Task prompt:
Return a copy of each line that holds the string "when".

------------------------------------------------------------------------

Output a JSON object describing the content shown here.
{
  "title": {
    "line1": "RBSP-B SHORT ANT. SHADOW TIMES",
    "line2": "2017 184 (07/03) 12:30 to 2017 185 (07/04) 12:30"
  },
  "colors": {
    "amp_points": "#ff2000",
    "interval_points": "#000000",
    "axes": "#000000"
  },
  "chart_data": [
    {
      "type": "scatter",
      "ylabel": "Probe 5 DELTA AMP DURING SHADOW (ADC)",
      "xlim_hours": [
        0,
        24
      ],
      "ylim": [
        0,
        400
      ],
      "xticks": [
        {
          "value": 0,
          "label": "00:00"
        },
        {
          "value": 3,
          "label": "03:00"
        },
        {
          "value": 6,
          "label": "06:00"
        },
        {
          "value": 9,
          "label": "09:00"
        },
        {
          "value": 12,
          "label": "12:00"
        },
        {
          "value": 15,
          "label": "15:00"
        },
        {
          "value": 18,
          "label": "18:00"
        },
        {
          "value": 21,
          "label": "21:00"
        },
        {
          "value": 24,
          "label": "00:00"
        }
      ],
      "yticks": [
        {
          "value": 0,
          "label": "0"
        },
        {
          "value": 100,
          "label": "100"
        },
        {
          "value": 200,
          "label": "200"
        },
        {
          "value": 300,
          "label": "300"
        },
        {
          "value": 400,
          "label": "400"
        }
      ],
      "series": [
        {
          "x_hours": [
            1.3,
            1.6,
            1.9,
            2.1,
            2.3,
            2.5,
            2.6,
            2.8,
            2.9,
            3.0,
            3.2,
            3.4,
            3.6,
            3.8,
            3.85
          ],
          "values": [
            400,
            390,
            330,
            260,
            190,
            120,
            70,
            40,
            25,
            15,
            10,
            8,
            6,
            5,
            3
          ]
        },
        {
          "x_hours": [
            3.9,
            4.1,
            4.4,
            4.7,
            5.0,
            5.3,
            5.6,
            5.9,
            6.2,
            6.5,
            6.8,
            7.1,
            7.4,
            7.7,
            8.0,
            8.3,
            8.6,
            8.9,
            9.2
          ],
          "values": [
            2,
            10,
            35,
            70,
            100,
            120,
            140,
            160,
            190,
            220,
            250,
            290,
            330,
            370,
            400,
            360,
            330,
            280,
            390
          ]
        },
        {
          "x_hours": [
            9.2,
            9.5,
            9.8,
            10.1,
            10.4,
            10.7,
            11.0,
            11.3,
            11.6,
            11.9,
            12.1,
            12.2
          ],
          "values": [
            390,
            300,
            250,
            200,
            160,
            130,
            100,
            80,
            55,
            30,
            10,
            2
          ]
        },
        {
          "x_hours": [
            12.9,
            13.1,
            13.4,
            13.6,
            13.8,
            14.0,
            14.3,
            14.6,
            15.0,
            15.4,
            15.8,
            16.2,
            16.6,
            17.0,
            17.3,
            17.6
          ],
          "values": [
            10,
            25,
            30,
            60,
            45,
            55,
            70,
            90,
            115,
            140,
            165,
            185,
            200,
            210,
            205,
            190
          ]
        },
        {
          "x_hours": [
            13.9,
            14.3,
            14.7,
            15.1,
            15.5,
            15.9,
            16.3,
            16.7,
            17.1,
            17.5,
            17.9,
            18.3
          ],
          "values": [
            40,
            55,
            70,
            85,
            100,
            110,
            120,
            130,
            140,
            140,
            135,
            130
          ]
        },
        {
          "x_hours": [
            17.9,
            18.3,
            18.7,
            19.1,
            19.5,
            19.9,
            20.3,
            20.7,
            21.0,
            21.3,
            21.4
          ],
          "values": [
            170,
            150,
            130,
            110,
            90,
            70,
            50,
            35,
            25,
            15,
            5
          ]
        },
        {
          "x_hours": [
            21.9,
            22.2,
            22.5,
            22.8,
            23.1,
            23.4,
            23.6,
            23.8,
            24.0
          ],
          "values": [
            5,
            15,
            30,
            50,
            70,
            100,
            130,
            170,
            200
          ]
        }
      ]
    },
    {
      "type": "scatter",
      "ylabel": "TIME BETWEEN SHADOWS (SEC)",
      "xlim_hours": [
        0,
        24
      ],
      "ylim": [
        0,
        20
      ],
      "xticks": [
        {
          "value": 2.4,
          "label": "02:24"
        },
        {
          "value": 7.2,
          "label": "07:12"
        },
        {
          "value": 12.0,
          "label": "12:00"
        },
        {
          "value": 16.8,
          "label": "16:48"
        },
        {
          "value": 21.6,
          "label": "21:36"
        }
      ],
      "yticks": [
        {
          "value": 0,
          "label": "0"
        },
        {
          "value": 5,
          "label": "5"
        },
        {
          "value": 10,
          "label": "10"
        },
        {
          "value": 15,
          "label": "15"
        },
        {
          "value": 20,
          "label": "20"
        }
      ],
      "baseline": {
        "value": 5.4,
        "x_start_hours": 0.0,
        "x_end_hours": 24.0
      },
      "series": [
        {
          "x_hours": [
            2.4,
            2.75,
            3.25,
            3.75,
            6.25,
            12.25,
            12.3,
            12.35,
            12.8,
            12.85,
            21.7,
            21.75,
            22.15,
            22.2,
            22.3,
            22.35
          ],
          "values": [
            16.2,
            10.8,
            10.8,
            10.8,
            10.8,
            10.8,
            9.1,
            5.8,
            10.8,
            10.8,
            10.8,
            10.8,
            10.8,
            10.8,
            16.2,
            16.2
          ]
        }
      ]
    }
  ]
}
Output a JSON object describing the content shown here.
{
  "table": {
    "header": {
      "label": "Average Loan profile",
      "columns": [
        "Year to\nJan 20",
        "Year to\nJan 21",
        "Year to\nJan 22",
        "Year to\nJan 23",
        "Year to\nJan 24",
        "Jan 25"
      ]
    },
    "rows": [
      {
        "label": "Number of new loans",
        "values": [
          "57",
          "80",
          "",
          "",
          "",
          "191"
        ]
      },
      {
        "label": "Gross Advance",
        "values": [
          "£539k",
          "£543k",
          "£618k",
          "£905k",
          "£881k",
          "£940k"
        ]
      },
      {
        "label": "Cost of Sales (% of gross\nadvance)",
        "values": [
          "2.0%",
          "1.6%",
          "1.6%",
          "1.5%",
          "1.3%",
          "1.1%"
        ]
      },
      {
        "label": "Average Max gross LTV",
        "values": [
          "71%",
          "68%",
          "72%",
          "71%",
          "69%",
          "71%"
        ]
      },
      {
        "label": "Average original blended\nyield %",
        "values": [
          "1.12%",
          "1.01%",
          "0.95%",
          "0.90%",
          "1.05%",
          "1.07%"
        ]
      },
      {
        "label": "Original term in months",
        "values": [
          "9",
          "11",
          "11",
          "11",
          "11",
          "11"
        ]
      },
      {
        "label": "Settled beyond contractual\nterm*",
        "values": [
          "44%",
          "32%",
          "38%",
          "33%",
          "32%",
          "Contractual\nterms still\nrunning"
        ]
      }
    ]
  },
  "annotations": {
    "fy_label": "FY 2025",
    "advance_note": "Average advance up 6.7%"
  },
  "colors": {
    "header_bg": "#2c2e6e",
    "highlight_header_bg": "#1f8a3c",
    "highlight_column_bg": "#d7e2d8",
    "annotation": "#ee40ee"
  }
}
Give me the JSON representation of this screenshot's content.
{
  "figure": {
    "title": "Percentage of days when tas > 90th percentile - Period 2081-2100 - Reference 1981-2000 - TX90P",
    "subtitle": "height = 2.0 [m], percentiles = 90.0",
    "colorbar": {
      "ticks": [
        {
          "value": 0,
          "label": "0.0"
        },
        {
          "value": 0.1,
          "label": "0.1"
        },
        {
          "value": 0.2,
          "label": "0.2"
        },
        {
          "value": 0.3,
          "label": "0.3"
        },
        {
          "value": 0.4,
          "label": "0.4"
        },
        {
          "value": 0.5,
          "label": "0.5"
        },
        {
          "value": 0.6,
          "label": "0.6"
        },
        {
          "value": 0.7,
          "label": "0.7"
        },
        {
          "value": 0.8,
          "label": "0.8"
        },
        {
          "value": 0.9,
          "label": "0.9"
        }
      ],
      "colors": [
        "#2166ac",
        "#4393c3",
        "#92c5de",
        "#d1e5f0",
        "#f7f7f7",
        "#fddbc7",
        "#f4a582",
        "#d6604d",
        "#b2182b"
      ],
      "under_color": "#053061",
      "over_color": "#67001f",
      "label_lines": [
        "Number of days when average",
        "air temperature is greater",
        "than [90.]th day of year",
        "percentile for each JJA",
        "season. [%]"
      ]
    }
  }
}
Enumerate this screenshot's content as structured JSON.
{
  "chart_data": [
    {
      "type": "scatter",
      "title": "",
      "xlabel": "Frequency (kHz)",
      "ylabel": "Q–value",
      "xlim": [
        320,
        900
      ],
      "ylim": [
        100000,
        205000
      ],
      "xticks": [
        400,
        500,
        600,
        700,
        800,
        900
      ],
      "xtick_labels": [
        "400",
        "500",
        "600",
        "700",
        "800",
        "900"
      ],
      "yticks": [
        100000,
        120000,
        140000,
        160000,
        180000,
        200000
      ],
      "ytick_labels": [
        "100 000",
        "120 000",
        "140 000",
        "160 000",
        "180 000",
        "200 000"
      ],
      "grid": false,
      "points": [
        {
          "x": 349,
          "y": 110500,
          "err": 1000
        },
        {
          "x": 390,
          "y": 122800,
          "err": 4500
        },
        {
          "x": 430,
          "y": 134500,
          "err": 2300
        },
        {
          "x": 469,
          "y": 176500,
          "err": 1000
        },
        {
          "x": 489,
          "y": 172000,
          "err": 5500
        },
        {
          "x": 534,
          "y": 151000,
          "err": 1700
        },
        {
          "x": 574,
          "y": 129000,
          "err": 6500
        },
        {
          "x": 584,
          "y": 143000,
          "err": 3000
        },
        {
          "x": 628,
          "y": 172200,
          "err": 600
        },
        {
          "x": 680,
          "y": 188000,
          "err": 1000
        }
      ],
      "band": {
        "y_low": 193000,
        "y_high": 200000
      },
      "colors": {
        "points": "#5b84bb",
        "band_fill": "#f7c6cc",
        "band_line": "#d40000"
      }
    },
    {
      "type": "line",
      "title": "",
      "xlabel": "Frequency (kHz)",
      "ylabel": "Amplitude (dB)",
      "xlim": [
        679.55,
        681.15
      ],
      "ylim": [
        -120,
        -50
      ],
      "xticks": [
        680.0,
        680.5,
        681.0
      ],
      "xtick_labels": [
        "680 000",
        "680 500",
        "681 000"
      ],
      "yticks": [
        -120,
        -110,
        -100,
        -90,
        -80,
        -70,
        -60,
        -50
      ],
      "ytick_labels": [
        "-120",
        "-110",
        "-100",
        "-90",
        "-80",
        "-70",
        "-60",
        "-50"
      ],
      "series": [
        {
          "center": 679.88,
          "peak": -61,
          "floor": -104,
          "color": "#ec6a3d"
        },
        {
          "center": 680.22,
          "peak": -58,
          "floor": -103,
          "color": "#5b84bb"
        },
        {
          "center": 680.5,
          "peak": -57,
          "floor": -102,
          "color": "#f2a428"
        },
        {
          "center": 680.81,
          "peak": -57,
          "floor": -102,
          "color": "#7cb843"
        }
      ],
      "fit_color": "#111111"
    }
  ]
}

------------------------------------------------------------------------

Written response:
    "title": "Percentage of days when tas > 90th percentile - Period 2081-2100 - Reference 1981-2000 - TX90P",
        "Number of days when average",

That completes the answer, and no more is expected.